(Stored data entries)
-- -- --

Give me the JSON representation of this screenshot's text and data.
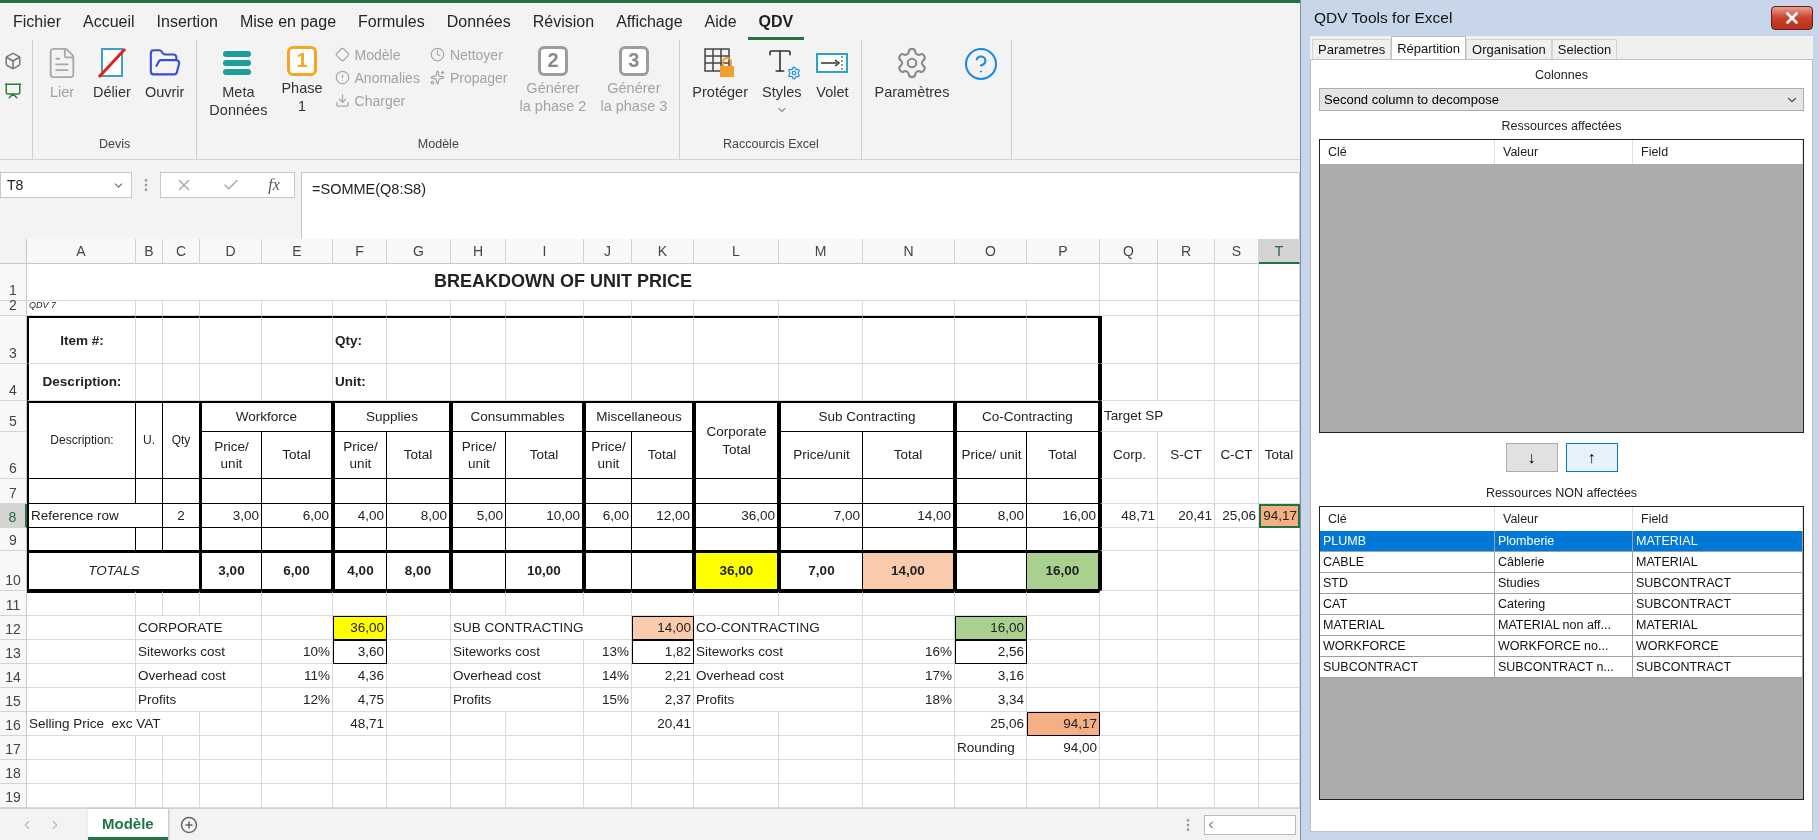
{
  "ribbon_tabs": [
    {
      "label": "Fichier",
      "selected": false
    },
    {
      "label": "Accueil",
      "selected": false
    },
    {
      "label": "Insertion",
      "selected": false
    },
    {
      "label": "Mise en page",
      "selected": false
    },
    {
      "label": "Formules",
      "selected": false
    },
    {
      "label": "Données",
      "selected": false
    },
    {
      "label": "Révision",
      "selected": false
    },
    {
      "label": "Affichage",
      "selected": false
    },
    {
      "label": "Aide",
      "selected": false
    },
    {
      "label": "QDV",
      "selected": true
    }
  ],
  "ribbon_groups": [
    {
      "label": "Devis",
      "items": [
        {
          "kind": "large",
          "lines": [
            "Lier"
          ],
          "disabled": true
        },
        {
          "kind": "large",
          "lines": [
            "Délier"
          ],
          "disabled": false
        },
        {
          "kind": "large",
          "lines": [
            "Ouvrir"
          ],
          "disabled": false
        }
      ]
    },
    {
      "label": "Modèle",
      "items": [
        {
          "kind": "large",
          "lines": [
            "Meta",
            "Données"
          ],
          "disabled": false
        },
        {
          "kind": "badge",
          "badge": "1",
          "lines": [
            "Phase",
            "1"
          ],
          "disabled": false
        },
        {
          "kind": "stack",
          "entries": [
            {
              "label": "Modèle",
              "disabled": true
            },
            {
              "label": "Anomalies",
              "disabled": true
            },
            {
              "label": "Charger",
              "disabled": true
            }
          ]
        },
        {
          "kind": "stack",
          "entries": [
            {
              "label": "Nettoyer",
              "disabled": true
            },
            {
              "label": "Propager",
              "disabled": true
            }
          ]
        },
        {
          "kind": "badge",
          "badge": "2",
          "lines": [
            "Générer",
            "la phase 2"
          ],
          "disabled": true
        },
        {
          "kind": "badge",
          "badge": "3",
          "lines": [
            "Générer",
            "la phase 3"
          ],
          "disabled": true
        }
      ]
    },
    {
      "label": "Raccourcis Excel",
      "items": [
        {
          "kind": "large",
          "lines": [
            "Protéger"
          ],
          "disabled": false
        },
        {
          "kind": "large",
          "lines": [
            "Styles"
          ],
          "disabled": false,
          "dropdown": true
        },
        {
          "kind": "large",
          "lines": [
            "Volet"
          ],
          "disabled": false
        }
      ]
    },
    {
      "items": [
        {
          "kind": "large",
          "lines": [
            "Paramètres"
          ],
          "disabled": false
        },
        {
          "kind": "icon",
          "disabled": false
        }
      ]
    }
  ],
  "formula_bar": {
    "name_box": "T8",
    "fx": "fx",
    "formula": "=SOMME(Q8:S8)"
  },
  "sheet": {
    "columns": [
      {
        "label": "A",
        "selected": false
      },
      {
        "label": "B",
        "selected": false
      },
      {
        "label": "C",
        "selected": false
      },
      {
        "label": "D",
        "selected": false
      },
      {
        "label": "E",
        "selected": false
      },
      {
        "label": "F",
        "selected": false
      },
      {
        "label": "G",
        "selected": false
      },
      {
        "label": "H",
        "selected": false
      },
      {
        "label": "I",
        "selected": false
      },
      {
        "label": "J",
        "selected": false
      },
      {
        "label": "K",
        "selected": false
      },
      {
        "label": "L",
        "selected": false
      },
      {
        "label": "M",
        "selected": false
      },
      {
        "label": "N",
        "selected": false
      },
      {
        "label": "O",
        "selected": false
      },
      {
        "label": "P",
        "selected": false
      },
      {
        "label": "Q",
        "selected": false
      },
      {
        "label": "R",
        "selected": false
      },
      {
        "label": "S",
        "selected": false
      },
      {
        "label": "T",
        "selected": true
      }
    ],
    "rows": [
      {
        "label": "1",
        "selected": false,
        "cells": [
          {
            "text": "BREAKDOWN OF UNIT PRICE",
            "kind": "title"
          }
        ]
      },
      {
        "label": "2",
        "selected": false,
        "cells": [
          {
            "text": "QDV 7",
            "kind": "note"
          }
        ]
      },
      {
        "label": "3",
        "selected": false,
        "cells": [
          {
            "text": "Item #:",
            "kind": "label-center"
          },
          {
            "text": "Qty:",
            "kind": "label"
          }
        ]
      },
      {
        "label": "4",
        "selected": false,
        "cells": [
          {
            "text": "Description:",
            "kind": "label-center"
          },
          {
            "text": "Unit:",
            "kind": "label"
          }
        ]
      },
      {
        "label": "5",
        "selected": false,
        "cells": [
          {
            "text": "Description:",
            "kind": "head-small"
          },
          {
            "text": "U.",
            "kind": "head-small"
          },
          {
            "text": "Qty",
            "kind": "head-small"
          },
          {
            "text": "Workforce",
            "kind": "head"
          },
          {
            "text": "Supplies",
            "kind": "head"
          },
          {
            "text": "Consummables",
            "kind": "head"
          },
          {
            "text": "Miscellaneous",
            "kind": "head"
          },
          {
            "text": "Corporate Total",
            "kind": "head"
          },
          {
            "text": "Sub Contracting",
            "kind": "head"
          },
          {
            "text": "Co-Contracting",
            "kind": "head"
          },
          {
            "text": "Target SP",
            "kind": "text"
          }
        ]
      },
      {
        "label": "6",
        "selected": false,
        "cells": [
          {
            "text": "Price/ unit",
            "kind": "head"
          },
          {
            "text": "Total",
            "kind": "head"
          },
          {
            "text": "Price/ unit",
            "kind": "head"
          },
          {
            "text": "Total",
            "kind": "head"
          },
          {
            "text": "Price/ unit",
            "kind": "head"
          },
          {
            "text": "Total",
            "kind": "head"
          },
          {
            "text": "Price/ unit",
            "kind": "head"
          },
          {
            "text": "Total",
            "kind": "head"
          },
          {
            "text": "Price/unit",
            "kind": "head"
          },
          {
            "text": "Total",
            "kind": "head"
          },
          {
            "text": "Price/ unit",
            "kind": "head"
          },
          {
            "text": "Total",
            "kind": "head"
          },
          {
            "text": "Corp.",
            "kind": "head"
          },
          {
            "text": "S-CT",
            "kind": "head"
          },
          {
            "text": "C-CT",
            "kind": "head"
          },
          {
            "text": "Total",
            "kind": "head"
          }
        ]
      },
      {
        "label": "7",
        "selected": false
      },
      {
        "label": "8",
        "selected": true,
        "cells": [
          {
            "text": "Reference row",
            "kind": "text"
          },
          {
            "text": "2",
            "kind": "center"
          },
          {
            "text": "3,00",
            "kind": "num"
          },
          {
            "text": "6,00",
            "kind": "num"
          },
          {
            "text": "4,00",
            "kind": "num"
          },
          {
            "text": "8,00",
            "kind": "num"
          },
          {
            "text": "5,00",
            "kind": "num"
          },
          {
            "text": "10,00",
            "kind": "num"
          },
          {
            "text": "6,00",
            "kind": "num"
          },
          {
            "text": "12,00",
            "kind": "num"
          },
          {
            "text": "36,00",
            "kind": "num"
          },
          {
            "text": "7,00",
            "kind": "num"
          },
          {
            "text": "14,00",
            "kind": "num"
          },
          {
            "text": "8,00",
            "kind": "num"
          },
          {
            "text": "16,00",
            "kind": "num"
          },
          {
            "text": "48,71",
            "kind": "num"
          },
          {
            "text": "20,41",
            "kind": "num"
          },
          {
            "text": "25,06",
            "kind": "num"
          },
          {
            "text": "94,17",
            "kind": "num",
            "color": "#f4b084"
          }
        ]
      },
      {
        "label": "9",
        "selected": false
      },
      {
        "label": "10",
        "selected": false,
        "cells": [
          {
            "text": "TOTALS",
            "kind": "total-label"
          },
          {
            "text": "3,00",
            "kind": "total"
          },
          {
            "text": "6,00",
            "kind": "total"
          },
          {
            "text": "4,00",
            "kind": "total"
          },
          {
            "text": "8,00",
            "kind": "total"
          },
          {
            "text": "10,00",
            "kind": "total"
          },
          {
            "text": "36,00",
            "kind": "total",
            "color": "#ffff00"
          },
          {
            "text": "7,00",
            "kind": "total"
          },
          {
            "text": "14,00",
            "kind": "total",
            "color": "#f8cbad"
          },
          {
            "text": "16,00",
            "kind": "total",
            "color": "#a9d08e"
          }
        ]
      },
      {
        "label": "11",
        "selected": false
      },
      {
        "label": "12",
        "selected": false,
        "cells": [
          {
            "text": "CORPORATE",
            "kind": "text"
          },
          {
            "text": "36,00",
            "kind": "boxed",
            "color": "#ffff00"
          },
          {
            "text": "SUB CONTRACTING",
            "kind": "text"
          },
          {
            "text": "14,00",
            "kind": "boxed",
            "color": "#f8cbad"
          },
          {
            "text": "CO-CONTRACTING",
            "kind": "text"
          },
          {
            "text": "16,00",
            "kind": "boxed",
            "color": "#a9d08e"
          }
        ]
      },
      {
        "label": "13",
        "selected": false,
        "cells": [
          {
            "text": "Siteworks cost",
            "kind": "text"
          },
          {
            "text": "10%",
            "kind": "num"
          },
          {
            "text": "3,60",
            "kind": "boxed"
          },
          {
            "text": "Siteworks cost",
            "kind": "text"
          },
          {
            "text": "13%",
            "kind": "num"
          },
          {
            "text": "1,82",
            "kind": "boxed"
          },
          {
            "text": "Siteworks cost",
            "kind": "text"
          },
          {
            "text": "16%",
            "kind": "num"
          },
          {
            "text": "2,56",
            "kind": "boxed"
          }
        ]
      },
      {
        "label": "14",
        "selected": false,
        "cells": [
          {
            "text": "Overhead cost",
            "kind": "text"
          },
          {
            "text": "11%",
            "kind": "num"
          },
          {
            "text": "4,36",
            "kind": "num"
          },
          {
            "text": "Overhead cost",
            "kind": "text"
          },
          {
            "text": "14%",
            "kind": "num"
          },
          {
            "text": "2,21",
            "kind": "num"
          },
          {
            "text": "Overhead cost",
            "kind": "text"
          },
          {
            "text": "17%",
            "kind": "num"
          },
          {
            "text": "3,16",
            "kind": "num"
          }
        ]
      },
      {
        "label": "15",
        "selected": false,
        "cells": [
          {
            "text": "Profits",
            "kind": "text"
          },
          {
            "text": "12%",
            "kind": "num"
          },
          {
            "text": "4,75",
            "kind": "num"
          },
          {
            "text": "Profits",
            "kind": "text"
          },
          {
            "text": "15%",
            "kind": "num"
          },
          {
            "text": "2,37",
            "kind": "num"
          },
          {
            "text": "Profits",
            "kind": "text"
          },
          {
            "text": "18%",
            "kind": "num"
          },
          {
            "text": "3,34",
            "kind": "num"
          }
        ]
      },
      {
        "label": "16",
        "selected": false,
        "cells": [
          {
            "text": "Selling Price  exc VAT",
            "kind": "text"
          },
          {
            "text": "48,71",
            "kind": "num"
          },
          {
            "text": "20,41",
            "kind": "num"
          },
          {
            "text": "25,06",
            "kind": "num"
          },
          {
            "text": "94,17",
            "kind": "boxed",
            "color": "#f4b084"
          }
        ]
      },
      {
        "label": "17",
        "selected": false,
        "cells": [
          {
            "text": "Rounding",
            "kind": "text"
          },
          {
            "text": "94,00",
            "kind": "num"
          }
        ]
      },
      {
        "label": "18",
        "selected": false
      },
      {
        "label": "19",
        "selected": false
      }
    ]
  },
  "sheet_tabs": [
    {
      "label": "Modèle",
      "selected": true
    }
  ],
  "panel": {
    "title": "QDV Tools for Excel",
    "tabs": [
      {
        "label": "Parametres",
        "selected": false
      },
      {
        "label": "Répartition",
        "selected": true
      },
      {
        "label": "Organisation",
        "selected": false
      },
      {
        "label": "Selection",
        "selected": false
      }
    ],
    "columns_label": "Colonnes",
    "column_select": "Second column to decompose",
    "assigned": {
      "title": "Ressources affectées",
      "headers": [
        "Clé",
        "Valeur",
        "Field"
      ]
    },
    "move_buttons": [
      {
        "label": "↓",
        "focused": false
      },
      {
        "label": "↑",
        "focused": true
      }
    ],
    "unassigned": {
      "title": "Ressources NON affectées",
      "headers": [
        "Clé",
        "Valeur",
        "Field"
      ],
      "rows": [
        {
          "cells": [
            "PLUMB",
            "Plomberie",
            "MATERIAL"
          ],
          "selected": true
        },
        {
          "cells": [
            "CABLE",
            "Câblerie",
            "MATERIAL"
          ],
          "selected": false
        },
        {
          "cells": [
            "STD",
            "Studies",
            "SUBCONTRACT"
          ],
          "selected": false
        },
        {
          "cells": [
            "CAT",
            "Catering",
            "SUBCONTRACT"
          ],
          "selected": false
        },
        {
          "cells": [
            "MATERIAL",
            "MATERIAL non aff...",
            "MATERIAL"
          ],
          "selected": false
        },
        {
          "cells": [
            "WORKFORCE",
            "WORKFORCE no...",
            "WORKFORCE"
          ],
          "selected": false
        },
        {
          "cells": [
            "SUBCONTRACT",
            "SUBCONTRACT n...",
            "SUBCONTRACT"
          ],
          "selected": false
        }
      ]
    }
  }
}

-- -- --

* TASK DESCRIPTION *
Find the count of lines in the data above where the string "affectées" occurs. Provide that number alone.

* SOLUTION TO THIS PROBLEM *
2